■ WRITTEN PROBLEM
Find the string "institutions" in the entries and copy each line that has it.

■ DATA IN THIS EXERCISE

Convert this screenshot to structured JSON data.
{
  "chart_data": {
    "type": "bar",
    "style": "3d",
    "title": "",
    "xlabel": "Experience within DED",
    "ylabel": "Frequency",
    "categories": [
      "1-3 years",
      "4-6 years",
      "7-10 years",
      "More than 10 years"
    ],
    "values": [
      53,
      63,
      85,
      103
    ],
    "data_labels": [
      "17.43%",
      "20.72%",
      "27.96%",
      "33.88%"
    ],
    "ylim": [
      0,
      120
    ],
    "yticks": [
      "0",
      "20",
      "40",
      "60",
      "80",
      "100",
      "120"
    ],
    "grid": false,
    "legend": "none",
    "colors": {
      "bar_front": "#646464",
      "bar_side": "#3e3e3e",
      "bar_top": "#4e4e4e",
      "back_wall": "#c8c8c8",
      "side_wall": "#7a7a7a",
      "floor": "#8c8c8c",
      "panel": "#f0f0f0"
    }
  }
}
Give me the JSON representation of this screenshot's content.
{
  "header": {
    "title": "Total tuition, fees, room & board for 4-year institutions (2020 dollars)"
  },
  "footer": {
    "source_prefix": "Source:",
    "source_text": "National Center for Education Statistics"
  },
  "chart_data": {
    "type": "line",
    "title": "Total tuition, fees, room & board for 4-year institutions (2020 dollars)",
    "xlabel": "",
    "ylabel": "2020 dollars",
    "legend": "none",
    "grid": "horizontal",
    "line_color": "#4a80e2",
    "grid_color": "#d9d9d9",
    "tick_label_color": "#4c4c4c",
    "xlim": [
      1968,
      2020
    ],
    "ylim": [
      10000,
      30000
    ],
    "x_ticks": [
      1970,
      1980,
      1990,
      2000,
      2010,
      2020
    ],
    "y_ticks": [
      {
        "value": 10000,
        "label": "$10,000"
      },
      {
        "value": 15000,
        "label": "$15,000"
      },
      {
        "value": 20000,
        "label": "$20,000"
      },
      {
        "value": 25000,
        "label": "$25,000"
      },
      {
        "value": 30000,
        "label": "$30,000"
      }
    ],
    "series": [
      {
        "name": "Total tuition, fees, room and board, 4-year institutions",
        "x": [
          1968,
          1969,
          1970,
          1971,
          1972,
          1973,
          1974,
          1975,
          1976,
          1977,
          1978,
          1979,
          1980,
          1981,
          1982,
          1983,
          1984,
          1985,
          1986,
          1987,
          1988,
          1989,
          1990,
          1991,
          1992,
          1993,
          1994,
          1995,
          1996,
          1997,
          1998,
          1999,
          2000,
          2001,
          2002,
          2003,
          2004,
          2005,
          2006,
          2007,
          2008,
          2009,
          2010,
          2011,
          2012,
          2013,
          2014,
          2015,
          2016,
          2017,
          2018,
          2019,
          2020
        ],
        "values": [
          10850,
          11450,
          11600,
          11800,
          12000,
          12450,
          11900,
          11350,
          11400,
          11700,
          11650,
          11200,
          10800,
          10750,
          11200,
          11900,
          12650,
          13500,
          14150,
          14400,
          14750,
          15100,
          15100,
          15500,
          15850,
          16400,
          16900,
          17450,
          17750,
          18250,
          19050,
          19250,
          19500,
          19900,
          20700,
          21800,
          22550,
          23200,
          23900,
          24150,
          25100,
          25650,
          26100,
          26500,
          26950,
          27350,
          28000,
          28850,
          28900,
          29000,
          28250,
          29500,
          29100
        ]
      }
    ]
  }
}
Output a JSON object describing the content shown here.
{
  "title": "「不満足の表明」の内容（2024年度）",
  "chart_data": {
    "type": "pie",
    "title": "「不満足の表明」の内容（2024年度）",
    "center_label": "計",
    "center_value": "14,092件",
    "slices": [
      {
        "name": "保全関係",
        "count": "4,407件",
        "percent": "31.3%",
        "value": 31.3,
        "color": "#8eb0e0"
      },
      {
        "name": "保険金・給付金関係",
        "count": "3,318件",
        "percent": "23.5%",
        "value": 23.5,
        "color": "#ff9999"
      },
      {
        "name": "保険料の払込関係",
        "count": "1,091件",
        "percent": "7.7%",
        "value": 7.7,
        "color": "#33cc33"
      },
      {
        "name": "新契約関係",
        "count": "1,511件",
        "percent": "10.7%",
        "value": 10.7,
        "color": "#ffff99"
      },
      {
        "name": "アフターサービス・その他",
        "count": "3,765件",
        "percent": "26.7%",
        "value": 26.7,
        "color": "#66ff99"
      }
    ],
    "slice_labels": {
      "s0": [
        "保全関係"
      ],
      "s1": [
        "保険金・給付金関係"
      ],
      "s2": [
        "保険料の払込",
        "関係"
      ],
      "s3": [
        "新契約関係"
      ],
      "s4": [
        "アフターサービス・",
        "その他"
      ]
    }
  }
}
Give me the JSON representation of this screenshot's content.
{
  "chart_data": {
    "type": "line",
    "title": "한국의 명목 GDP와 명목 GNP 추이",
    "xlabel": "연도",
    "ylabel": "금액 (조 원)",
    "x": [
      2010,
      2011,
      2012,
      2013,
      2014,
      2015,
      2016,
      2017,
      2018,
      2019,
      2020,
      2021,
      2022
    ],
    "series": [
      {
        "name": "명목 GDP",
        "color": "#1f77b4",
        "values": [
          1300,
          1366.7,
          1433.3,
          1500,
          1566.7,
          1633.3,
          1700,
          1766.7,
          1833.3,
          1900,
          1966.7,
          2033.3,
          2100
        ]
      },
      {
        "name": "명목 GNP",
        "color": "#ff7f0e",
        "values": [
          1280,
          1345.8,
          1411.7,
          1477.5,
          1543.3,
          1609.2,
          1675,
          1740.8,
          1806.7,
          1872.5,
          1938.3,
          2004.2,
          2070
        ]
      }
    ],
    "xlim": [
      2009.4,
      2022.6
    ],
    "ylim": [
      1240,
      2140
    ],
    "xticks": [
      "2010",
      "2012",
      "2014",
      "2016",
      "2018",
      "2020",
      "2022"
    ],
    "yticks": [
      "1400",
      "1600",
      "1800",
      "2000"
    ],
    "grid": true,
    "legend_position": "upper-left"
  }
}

■ IN RESPONSE
    "title": "Total tuition, fees, room & board for 4-year institutions (2020 dollars)"
    "title": "Total tuition, fees, room & board for 4-year institutions (2020 dollars)",
        "name": "Total tuition, fees, room and board, 4-year institutions",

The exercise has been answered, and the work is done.